[RECORDS TO PROCESS]:
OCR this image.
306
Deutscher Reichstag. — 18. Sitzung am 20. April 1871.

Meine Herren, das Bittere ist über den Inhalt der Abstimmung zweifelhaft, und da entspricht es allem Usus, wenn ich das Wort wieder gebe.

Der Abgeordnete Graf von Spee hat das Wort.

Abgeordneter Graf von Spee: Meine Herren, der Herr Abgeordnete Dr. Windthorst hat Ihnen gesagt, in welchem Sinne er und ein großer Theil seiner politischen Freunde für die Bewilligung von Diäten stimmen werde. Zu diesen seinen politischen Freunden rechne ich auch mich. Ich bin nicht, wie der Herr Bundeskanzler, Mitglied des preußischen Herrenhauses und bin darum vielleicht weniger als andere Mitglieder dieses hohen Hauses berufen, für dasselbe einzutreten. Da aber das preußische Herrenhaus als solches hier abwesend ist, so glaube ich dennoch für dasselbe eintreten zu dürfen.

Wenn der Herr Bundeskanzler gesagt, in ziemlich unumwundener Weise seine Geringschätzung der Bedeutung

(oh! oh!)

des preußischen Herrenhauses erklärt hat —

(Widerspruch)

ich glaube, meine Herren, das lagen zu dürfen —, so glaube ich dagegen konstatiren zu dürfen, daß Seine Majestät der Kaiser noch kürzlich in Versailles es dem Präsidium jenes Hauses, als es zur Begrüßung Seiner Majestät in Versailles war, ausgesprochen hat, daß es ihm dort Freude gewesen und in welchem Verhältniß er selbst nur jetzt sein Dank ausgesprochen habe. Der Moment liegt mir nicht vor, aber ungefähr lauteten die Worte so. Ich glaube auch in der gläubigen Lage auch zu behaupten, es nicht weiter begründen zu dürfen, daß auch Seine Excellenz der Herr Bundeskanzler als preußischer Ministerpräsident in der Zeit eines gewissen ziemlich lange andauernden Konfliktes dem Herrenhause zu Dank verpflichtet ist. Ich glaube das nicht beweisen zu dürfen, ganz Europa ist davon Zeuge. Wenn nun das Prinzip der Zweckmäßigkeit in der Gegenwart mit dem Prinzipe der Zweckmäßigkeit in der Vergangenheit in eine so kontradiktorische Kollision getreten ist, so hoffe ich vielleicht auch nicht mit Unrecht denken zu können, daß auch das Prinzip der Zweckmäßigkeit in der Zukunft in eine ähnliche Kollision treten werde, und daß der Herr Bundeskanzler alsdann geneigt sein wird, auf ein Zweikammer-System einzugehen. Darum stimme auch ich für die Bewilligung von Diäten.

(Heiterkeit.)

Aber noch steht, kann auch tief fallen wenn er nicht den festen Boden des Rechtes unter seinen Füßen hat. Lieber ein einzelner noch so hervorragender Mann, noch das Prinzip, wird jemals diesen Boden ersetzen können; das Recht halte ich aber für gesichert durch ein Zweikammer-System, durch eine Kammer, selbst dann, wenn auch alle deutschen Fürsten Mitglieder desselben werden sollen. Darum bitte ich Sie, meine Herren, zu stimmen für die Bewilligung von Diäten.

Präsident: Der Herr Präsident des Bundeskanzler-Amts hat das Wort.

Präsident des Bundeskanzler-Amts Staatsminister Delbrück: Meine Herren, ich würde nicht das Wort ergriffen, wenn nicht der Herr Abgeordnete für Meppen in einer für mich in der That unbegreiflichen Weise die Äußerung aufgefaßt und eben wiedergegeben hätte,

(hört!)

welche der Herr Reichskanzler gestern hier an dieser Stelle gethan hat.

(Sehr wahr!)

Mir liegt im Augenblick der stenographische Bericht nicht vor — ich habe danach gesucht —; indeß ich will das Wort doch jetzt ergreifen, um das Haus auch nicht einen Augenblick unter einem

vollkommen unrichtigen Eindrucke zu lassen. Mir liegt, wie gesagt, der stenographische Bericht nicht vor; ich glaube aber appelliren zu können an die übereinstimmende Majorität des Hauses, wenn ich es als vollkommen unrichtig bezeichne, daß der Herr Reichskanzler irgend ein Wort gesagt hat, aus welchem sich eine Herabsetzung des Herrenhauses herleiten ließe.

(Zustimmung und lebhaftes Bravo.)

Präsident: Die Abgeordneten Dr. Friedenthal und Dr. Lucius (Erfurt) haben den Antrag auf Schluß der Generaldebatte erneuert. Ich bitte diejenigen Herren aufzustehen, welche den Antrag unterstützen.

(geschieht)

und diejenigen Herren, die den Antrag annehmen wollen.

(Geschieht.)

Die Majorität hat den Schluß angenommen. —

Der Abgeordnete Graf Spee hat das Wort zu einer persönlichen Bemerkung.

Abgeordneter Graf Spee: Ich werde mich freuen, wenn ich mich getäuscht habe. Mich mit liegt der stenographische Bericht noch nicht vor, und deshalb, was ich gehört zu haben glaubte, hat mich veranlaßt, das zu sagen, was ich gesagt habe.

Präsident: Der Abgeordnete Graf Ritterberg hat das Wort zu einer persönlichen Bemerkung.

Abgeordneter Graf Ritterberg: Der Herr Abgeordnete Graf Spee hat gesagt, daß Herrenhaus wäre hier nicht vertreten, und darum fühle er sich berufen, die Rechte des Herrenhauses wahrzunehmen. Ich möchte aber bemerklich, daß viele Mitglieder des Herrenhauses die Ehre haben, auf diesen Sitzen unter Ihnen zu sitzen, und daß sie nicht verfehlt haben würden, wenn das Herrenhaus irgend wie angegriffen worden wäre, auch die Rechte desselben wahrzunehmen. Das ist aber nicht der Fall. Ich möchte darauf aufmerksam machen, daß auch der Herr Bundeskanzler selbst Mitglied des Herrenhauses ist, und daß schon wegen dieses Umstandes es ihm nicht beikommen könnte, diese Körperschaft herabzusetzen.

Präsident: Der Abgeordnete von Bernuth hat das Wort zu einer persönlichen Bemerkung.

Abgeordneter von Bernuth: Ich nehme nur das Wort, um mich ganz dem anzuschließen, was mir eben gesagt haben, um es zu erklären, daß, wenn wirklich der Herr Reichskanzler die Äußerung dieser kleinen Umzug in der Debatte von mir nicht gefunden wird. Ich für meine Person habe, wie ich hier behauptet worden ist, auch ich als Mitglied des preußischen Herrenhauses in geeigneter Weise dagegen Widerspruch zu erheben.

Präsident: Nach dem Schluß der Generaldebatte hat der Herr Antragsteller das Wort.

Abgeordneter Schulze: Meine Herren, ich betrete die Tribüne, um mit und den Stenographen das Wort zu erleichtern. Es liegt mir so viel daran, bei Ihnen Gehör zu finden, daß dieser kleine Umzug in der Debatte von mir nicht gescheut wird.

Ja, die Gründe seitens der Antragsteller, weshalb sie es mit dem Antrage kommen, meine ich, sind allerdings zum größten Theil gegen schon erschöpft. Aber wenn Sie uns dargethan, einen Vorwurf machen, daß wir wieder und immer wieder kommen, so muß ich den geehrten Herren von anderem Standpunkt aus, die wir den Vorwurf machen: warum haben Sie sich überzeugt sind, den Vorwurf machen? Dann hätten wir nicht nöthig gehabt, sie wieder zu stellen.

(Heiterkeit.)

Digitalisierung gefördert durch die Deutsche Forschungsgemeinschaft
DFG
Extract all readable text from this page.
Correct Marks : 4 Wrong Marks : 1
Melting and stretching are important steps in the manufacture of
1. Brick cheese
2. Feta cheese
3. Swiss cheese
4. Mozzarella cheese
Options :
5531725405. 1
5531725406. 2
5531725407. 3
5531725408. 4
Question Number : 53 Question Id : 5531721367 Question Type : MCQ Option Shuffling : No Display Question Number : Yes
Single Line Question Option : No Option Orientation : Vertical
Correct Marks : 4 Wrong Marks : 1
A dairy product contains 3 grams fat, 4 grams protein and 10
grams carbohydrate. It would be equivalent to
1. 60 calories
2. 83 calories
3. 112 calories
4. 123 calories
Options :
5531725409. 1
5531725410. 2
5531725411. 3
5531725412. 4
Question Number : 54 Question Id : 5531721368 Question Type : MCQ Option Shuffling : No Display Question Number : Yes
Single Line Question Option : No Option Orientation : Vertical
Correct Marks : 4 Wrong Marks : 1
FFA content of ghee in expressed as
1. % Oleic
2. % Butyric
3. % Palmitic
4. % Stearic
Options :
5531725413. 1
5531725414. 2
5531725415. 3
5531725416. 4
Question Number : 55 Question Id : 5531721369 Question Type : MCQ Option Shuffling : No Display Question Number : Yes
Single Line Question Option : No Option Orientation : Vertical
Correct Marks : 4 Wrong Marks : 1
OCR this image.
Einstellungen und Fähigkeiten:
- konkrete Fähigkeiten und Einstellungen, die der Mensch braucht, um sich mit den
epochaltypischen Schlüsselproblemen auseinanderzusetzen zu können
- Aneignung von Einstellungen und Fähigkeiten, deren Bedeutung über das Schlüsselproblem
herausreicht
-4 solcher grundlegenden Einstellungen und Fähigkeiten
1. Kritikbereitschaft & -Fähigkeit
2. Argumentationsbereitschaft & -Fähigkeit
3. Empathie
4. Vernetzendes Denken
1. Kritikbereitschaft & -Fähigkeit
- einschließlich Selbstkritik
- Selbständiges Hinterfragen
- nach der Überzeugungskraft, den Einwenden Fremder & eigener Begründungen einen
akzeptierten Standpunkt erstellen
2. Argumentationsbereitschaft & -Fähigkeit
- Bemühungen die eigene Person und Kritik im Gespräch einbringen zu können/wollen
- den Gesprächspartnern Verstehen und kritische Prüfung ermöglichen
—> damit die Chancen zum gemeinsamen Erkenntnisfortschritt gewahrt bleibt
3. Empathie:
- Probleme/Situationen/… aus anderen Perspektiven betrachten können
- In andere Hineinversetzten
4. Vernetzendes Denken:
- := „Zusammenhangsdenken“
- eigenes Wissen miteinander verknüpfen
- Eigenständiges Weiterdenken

[EXERCISE AIM]: Each line above that contains the word "Einstellungen" should be returned.

[ANSWER SPACE]:
Einstellungen und Fähigkeiten:
- konkrete Fähigkeiten und Einstellungen, die der Mensch braucht, um sich mit den
- Aneignung von Einstellungen und Fähigkeiten, deren Bedeutung über das Schlüsselproblem
-4 solcher grundlegenden Einstellungen und Fähigkeiten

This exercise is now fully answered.